_Set exercise_
Search the records for "shareable". Copy every line where it appears.

_Data supplied_

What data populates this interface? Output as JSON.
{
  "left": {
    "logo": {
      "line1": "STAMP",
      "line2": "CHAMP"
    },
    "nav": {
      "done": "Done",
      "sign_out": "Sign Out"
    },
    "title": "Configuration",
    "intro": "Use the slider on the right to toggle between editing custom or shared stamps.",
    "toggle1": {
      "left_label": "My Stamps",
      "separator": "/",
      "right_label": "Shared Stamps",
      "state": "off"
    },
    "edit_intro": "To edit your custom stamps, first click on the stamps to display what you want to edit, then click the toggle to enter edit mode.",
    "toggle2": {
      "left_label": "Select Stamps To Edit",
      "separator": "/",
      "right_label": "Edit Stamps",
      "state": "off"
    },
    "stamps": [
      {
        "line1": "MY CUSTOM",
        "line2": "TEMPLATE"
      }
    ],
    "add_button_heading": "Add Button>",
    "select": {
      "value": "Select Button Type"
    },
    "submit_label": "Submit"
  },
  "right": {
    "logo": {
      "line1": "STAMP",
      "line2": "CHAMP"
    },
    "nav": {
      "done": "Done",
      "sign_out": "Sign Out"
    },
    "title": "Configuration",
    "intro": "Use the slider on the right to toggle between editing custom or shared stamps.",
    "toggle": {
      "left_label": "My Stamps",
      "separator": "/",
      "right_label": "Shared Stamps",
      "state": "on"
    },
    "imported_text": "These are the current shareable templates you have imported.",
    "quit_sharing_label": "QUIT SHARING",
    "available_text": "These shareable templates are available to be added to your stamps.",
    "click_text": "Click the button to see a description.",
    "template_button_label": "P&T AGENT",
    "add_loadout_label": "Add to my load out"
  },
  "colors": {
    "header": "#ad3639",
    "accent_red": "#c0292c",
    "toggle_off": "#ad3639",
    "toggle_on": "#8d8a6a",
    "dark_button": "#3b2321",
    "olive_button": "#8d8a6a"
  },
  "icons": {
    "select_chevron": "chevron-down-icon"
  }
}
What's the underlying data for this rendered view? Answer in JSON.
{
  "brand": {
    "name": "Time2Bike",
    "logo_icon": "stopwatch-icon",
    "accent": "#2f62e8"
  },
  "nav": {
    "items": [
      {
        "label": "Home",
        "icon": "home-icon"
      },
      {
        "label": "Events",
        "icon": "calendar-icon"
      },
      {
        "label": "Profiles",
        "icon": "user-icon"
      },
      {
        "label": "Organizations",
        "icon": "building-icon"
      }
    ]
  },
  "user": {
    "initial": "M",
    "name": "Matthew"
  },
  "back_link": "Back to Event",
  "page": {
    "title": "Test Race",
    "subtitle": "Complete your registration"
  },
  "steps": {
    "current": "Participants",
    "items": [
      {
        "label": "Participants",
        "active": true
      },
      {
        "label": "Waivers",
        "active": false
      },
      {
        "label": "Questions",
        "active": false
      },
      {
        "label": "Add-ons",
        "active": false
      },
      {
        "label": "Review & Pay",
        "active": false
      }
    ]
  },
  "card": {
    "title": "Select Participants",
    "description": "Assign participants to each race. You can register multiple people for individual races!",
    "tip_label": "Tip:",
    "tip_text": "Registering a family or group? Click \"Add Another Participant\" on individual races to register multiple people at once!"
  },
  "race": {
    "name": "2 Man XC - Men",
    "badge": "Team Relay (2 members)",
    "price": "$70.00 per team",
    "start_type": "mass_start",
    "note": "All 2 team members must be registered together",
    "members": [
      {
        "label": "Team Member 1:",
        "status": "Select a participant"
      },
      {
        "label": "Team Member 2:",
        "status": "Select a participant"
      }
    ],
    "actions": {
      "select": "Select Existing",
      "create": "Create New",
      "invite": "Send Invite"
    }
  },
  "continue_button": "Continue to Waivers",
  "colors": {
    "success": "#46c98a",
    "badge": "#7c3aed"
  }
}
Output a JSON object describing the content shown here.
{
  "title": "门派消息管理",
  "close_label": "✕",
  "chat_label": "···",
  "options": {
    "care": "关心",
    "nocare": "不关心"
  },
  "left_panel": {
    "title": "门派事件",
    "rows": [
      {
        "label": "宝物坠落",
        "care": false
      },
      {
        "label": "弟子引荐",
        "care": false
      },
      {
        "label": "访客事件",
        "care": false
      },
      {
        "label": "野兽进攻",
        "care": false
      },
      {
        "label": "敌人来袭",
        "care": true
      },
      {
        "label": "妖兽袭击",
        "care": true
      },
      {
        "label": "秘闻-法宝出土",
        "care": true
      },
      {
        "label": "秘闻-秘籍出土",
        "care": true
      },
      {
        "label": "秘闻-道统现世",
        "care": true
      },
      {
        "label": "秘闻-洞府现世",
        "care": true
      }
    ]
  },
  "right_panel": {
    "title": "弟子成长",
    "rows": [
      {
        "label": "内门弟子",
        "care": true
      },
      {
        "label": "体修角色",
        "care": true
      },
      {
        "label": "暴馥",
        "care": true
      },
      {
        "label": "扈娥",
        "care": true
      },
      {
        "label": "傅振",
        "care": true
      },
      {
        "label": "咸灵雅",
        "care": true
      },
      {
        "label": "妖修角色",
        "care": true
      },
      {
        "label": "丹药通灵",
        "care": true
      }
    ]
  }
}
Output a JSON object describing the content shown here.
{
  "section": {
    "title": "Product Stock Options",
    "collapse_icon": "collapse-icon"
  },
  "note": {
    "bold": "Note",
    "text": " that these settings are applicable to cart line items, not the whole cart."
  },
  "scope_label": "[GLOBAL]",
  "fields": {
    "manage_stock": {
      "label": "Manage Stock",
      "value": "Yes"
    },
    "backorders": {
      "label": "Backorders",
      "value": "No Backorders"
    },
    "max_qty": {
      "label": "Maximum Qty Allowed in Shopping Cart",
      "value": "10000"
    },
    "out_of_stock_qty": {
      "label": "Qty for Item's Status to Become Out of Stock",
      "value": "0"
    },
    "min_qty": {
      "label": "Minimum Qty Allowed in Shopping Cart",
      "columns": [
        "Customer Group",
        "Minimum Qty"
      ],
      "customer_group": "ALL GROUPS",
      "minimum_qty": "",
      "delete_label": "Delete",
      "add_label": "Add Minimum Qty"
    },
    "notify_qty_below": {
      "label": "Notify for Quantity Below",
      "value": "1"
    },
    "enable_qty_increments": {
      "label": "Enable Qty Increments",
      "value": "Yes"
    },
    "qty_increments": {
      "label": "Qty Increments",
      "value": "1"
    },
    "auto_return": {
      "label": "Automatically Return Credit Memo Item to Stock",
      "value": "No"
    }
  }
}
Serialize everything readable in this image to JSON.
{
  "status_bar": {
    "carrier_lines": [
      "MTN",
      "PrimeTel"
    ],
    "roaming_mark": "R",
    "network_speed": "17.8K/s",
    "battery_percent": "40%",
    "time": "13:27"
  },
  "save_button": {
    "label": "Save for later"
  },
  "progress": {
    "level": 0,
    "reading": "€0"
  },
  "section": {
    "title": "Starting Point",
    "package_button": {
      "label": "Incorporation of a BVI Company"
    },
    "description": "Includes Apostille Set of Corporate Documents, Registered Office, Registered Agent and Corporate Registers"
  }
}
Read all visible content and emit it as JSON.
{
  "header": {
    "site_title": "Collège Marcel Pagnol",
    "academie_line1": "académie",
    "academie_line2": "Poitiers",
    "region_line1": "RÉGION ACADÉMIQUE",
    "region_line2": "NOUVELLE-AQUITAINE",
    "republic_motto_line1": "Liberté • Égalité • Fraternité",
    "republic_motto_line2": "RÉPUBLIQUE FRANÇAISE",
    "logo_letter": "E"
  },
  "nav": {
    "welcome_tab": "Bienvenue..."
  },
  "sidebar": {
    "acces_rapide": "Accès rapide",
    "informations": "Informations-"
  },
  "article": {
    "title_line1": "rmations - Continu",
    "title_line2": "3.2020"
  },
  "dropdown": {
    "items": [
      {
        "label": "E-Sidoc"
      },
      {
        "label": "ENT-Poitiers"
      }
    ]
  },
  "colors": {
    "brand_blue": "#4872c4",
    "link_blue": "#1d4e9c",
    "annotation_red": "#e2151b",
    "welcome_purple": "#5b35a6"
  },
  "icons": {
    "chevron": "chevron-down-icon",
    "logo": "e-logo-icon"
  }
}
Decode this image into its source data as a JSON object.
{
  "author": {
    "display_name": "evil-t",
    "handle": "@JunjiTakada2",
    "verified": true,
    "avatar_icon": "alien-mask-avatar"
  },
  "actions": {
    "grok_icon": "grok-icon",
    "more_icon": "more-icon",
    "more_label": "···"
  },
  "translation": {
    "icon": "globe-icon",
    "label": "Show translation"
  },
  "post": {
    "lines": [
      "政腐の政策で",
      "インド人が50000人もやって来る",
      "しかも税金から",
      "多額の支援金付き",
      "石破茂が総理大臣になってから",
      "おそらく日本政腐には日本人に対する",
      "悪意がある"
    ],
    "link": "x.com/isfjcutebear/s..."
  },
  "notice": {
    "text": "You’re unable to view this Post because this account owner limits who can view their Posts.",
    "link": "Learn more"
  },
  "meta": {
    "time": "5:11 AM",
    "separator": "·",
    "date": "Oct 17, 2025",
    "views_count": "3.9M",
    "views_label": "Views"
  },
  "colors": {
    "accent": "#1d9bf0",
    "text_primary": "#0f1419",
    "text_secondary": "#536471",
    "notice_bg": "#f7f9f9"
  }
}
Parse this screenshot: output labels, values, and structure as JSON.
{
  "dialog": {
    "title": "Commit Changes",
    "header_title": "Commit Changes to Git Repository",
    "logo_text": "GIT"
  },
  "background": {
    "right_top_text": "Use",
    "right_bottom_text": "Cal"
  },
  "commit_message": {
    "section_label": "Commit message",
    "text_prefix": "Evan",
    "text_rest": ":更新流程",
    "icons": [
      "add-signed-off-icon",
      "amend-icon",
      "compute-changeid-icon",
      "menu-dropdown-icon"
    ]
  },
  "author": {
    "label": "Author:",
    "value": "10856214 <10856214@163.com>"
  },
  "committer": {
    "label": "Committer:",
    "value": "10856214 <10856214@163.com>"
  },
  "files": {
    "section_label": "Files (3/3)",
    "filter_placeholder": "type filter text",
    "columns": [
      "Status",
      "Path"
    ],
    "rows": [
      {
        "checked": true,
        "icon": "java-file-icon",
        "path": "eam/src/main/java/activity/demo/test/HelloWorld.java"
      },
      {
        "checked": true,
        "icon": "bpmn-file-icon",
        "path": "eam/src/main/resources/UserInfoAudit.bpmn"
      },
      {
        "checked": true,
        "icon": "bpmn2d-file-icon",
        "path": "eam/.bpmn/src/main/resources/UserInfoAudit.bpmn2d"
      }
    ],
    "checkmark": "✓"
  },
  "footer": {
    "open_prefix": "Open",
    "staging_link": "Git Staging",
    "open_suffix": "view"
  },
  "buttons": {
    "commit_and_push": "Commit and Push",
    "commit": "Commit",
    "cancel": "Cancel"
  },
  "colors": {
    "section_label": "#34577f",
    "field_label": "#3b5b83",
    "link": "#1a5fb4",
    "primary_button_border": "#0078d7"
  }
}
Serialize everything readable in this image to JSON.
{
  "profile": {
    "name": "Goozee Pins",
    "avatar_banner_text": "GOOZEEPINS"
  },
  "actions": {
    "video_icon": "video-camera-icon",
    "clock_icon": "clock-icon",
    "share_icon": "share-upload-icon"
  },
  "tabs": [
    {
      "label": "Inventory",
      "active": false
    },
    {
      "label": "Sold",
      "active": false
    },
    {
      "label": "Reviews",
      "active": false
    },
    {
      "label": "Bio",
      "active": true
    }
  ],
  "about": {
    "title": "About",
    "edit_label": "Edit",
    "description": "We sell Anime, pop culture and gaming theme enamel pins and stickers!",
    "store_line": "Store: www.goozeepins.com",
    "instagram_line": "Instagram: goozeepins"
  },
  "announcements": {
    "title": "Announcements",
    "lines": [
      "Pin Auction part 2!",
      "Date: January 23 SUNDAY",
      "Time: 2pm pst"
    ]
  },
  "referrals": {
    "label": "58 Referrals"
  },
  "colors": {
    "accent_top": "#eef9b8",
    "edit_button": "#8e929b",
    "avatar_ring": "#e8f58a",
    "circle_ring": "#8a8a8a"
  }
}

_Solution to this task_
    "imported_text": "These are the current shareable templates you have imported.",
    "available_text": "These shareable templates are available to be added to your stamps.",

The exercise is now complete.